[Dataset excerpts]
----
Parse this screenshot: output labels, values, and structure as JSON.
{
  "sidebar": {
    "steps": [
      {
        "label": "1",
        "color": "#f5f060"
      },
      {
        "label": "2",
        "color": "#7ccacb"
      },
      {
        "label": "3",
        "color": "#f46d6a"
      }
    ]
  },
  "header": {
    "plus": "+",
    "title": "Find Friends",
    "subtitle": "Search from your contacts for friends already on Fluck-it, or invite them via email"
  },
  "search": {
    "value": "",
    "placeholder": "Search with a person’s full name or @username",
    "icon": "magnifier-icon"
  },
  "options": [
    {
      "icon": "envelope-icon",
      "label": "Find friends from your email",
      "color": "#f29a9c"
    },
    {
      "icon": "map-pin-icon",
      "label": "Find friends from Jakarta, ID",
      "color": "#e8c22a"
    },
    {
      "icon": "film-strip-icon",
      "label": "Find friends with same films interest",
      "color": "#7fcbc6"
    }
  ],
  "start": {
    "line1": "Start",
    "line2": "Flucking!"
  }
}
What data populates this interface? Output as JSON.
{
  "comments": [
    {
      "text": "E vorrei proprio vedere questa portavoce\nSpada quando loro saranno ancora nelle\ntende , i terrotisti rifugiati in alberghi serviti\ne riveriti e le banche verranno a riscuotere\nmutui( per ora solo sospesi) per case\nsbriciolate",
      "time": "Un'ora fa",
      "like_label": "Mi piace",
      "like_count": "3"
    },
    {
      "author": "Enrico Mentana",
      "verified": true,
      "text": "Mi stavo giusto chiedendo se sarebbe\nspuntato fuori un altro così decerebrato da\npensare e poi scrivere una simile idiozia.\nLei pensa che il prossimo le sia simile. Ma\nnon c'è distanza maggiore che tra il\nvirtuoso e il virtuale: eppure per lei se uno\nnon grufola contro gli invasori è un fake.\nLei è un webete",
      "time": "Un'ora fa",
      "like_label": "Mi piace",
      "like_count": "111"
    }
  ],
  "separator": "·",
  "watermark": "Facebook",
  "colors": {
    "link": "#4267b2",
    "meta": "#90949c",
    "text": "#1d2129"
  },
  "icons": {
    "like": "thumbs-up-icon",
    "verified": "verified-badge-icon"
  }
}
----
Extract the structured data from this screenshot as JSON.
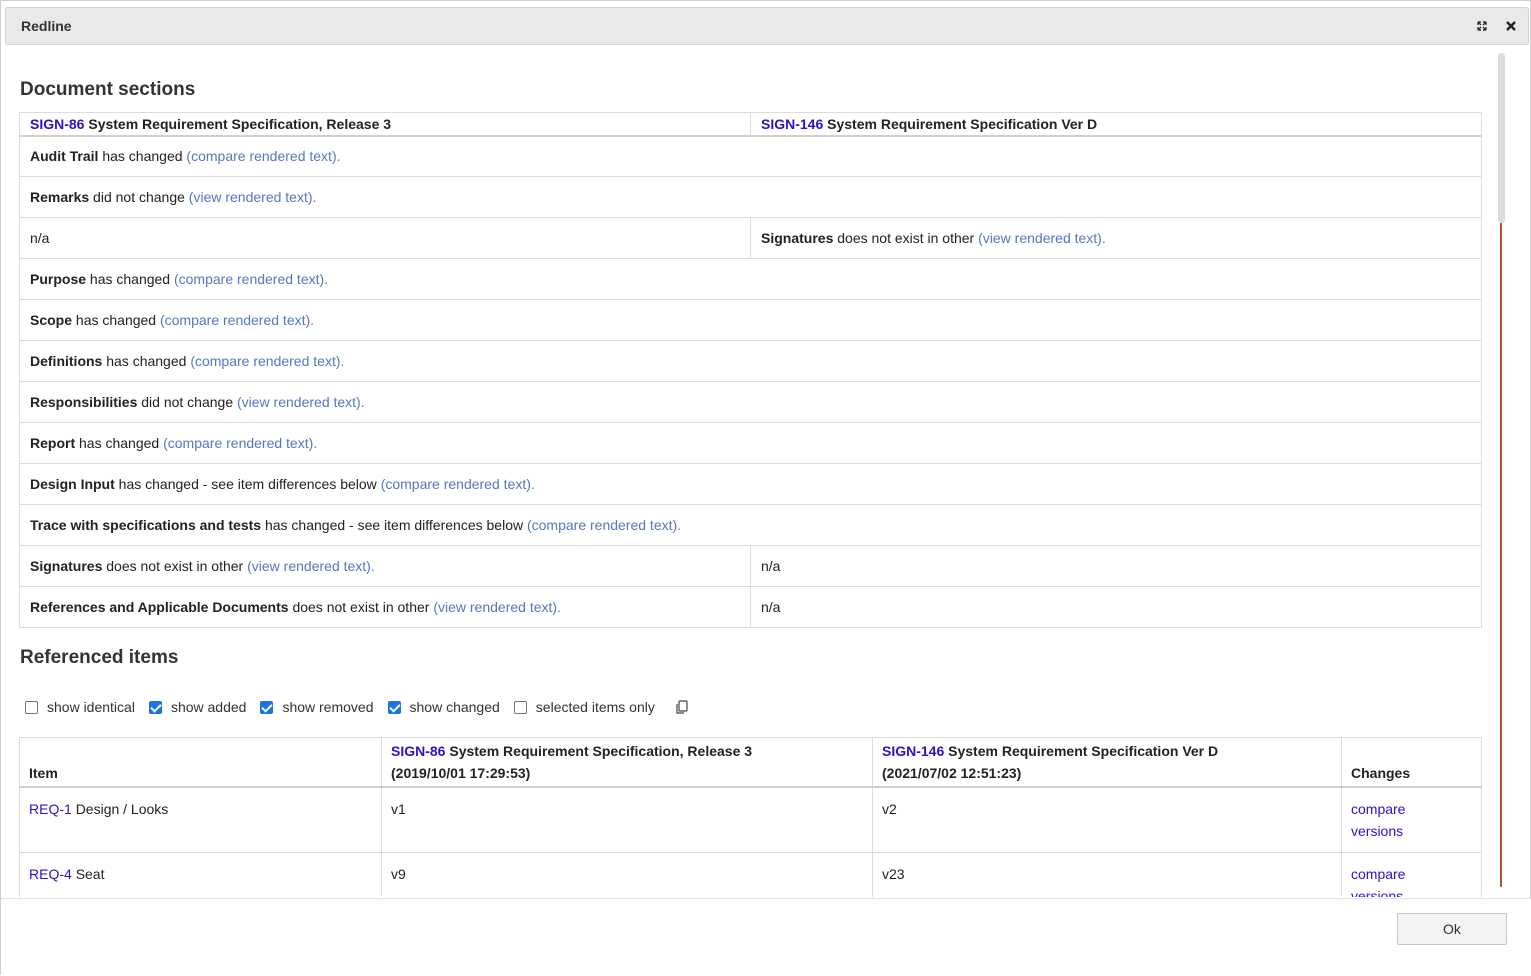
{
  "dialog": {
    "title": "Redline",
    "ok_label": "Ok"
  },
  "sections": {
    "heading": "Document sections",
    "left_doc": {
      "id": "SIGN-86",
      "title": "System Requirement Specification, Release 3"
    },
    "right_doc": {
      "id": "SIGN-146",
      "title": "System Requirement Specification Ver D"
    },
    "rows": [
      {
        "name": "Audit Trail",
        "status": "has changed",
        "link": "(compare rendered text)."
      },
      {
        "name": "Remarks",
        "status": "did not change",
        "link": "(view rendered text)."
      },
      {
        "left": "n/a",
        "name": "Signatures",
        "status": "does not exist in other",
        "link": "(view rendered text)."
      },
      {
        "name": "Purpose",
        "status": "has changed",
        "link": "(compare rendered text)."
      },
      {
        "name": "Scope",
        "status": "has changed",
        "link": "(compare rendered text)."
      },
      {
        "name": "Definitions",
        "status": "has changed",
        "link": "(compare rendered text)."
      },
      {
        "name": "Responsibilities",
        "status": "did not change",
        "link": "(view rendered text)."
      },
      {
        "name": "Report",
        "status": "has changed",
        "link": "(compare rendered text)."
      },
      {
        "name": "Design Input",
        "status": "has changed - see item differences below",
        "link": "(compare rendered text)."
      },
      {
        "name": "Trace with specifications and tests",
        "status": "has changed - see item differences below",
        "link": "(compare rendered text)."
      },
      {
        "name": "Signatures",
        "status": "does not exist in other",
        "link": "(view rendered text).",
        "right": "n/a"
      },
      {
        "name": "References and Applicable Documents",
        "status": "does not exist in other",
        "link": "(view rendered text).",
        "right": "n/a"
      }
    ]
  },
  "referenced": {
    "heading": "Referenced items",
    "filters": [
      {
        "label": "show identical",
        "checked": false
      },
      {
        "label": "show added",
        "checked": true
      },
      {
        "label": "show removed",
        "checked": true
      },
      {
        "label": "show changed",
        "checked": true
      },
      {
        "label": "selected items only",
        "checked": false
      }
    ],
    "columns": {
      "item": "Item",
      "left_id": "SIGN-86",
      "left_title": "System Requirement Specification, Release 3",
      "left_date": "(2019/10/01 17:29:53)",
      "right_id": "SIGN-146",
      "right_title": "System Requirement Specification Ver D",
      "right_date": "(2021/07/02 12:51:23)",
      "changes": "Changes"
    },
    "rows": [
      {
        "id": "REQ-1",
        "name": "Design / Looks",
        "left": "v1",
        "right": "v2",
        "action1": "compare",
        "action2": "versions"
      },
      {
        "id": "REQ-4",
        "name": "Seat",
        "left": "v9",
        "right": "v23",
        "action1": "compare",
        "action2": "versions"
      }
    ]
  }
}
----
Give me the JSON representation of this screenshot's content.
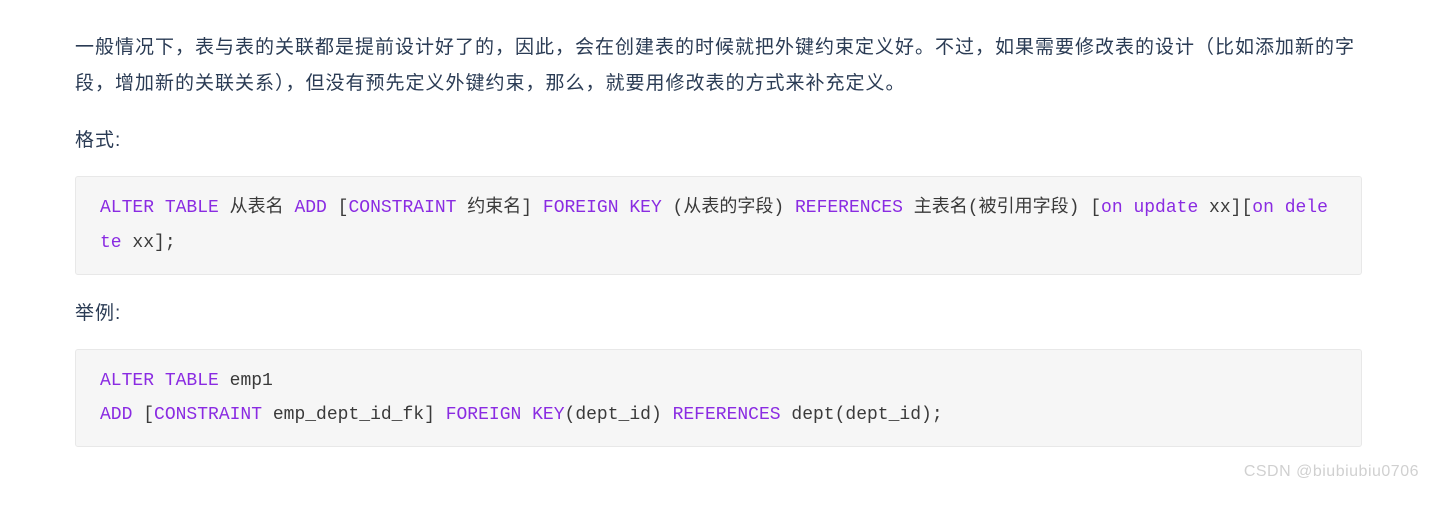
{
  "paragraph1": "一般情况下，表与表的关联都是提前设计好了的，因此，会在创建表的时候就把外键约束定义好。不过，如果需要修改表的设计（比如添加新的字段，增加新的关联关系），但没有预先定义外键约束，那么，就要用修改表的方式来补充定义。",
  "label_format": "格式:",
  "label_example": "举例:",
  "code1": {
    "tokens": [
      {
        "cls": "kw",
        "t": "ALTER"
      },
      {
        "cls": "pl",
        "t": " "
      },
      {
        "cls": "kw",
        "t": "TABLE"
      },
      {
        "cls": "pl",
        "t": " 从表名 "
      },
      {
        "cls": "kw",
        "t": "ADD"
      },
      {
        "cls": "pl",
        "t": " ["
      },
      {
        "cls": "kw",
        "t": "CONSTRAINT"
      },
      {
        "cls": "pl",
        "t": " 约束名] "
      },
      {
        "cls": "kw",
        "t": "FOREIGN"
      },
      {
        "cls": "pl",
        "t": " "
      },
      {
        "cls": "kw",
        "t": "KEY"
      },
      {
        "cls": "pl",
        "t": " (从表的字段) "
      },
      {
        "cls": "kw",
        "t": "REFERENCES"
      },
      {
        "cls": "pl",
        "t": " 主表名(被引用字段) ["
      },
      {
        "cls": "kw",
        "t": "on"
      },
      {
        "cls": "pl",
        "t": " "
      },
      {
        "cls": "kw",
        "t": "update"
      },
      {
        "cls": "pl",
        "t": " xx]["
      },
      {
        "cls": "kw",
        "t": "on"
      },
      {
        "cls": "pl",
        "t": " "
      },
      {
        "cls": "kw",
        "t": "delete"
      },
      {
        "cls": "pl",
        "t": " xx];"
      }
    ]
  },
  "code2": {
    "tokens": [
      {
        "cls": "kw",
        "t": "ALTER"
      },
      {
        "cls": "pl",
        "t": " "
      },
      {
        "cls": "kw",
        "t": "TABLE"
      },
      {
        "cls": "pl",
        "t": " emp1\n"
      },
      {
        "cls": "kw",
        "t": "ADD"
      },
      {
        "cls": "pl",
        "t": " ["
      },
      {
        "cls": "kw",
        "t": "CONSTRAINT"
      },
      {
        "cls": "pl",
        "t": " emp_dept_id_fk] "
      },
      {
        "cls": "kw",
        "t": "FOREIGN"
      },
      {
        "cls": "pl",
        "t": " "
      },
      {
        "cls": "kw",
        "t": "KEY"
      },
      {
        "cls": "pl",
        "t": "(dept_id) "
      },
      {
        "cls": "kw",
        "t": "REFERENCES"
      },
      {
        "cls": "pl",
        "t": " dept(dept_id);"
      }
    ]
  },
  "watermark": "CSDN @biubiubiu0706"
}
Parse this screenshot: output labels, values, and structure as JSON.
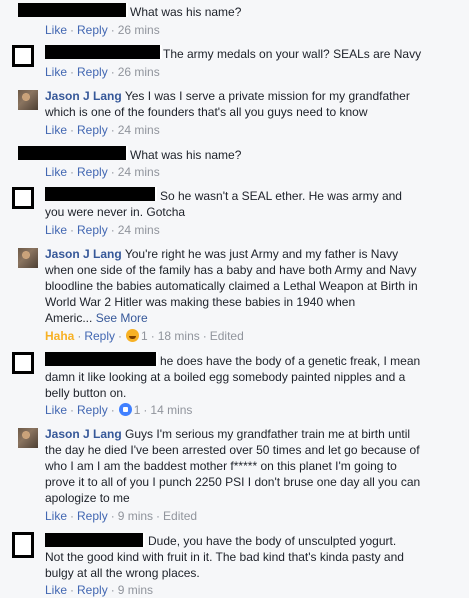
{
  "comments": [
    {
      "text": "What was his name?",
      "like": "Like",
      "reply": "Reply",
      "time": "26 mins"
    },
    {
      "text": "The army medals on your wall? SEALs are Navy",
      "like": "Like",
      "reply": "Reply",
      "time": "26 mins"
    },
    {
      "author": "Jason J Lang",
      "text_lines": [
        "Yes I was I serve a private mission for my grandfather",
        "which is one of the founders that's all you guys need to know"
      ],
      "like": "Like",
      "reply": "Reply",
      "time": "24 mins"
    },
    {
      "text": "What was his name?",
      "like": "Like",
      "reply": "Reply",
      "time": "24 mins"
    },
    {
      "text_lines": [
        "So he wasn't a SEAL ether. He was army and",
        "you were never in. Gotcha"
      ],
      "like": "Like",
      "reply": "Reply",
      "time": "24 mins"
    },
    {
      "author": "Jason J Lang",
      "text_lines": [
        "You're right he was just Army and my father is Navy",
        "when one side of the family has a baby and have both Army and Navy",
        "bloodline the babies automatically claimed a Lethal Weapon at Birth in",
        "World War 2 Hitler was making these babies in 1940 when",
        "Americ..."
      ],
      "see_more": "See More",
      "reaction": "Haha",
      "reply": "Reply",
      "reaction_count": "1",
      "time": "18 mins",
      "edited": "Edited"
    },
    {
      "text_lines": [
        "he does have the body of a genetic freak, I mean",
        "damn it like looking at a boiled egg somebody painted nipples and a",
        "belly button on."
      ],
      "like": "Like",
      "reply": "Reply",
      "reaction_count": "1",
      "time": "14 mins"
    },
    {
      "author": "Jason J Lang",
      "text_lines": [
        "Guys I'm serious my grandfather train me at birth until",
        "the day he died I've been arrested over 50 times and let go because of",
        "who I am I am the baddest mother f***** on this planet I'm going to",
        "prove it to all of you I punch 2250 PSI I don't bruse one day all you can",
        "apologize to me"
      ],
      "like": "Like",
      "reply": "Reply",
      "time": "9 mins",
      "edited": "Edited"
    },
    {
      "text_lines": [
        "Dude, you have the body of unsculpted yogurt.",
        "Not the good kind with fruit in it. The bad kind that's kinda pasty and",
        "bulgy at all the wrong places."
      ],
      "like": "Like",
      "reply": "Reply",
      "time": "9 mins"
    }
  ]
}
----
> [Your task]: Work through the records above line by line and count those that hold the string "email". Give only the result.

> [Correct answer]: 2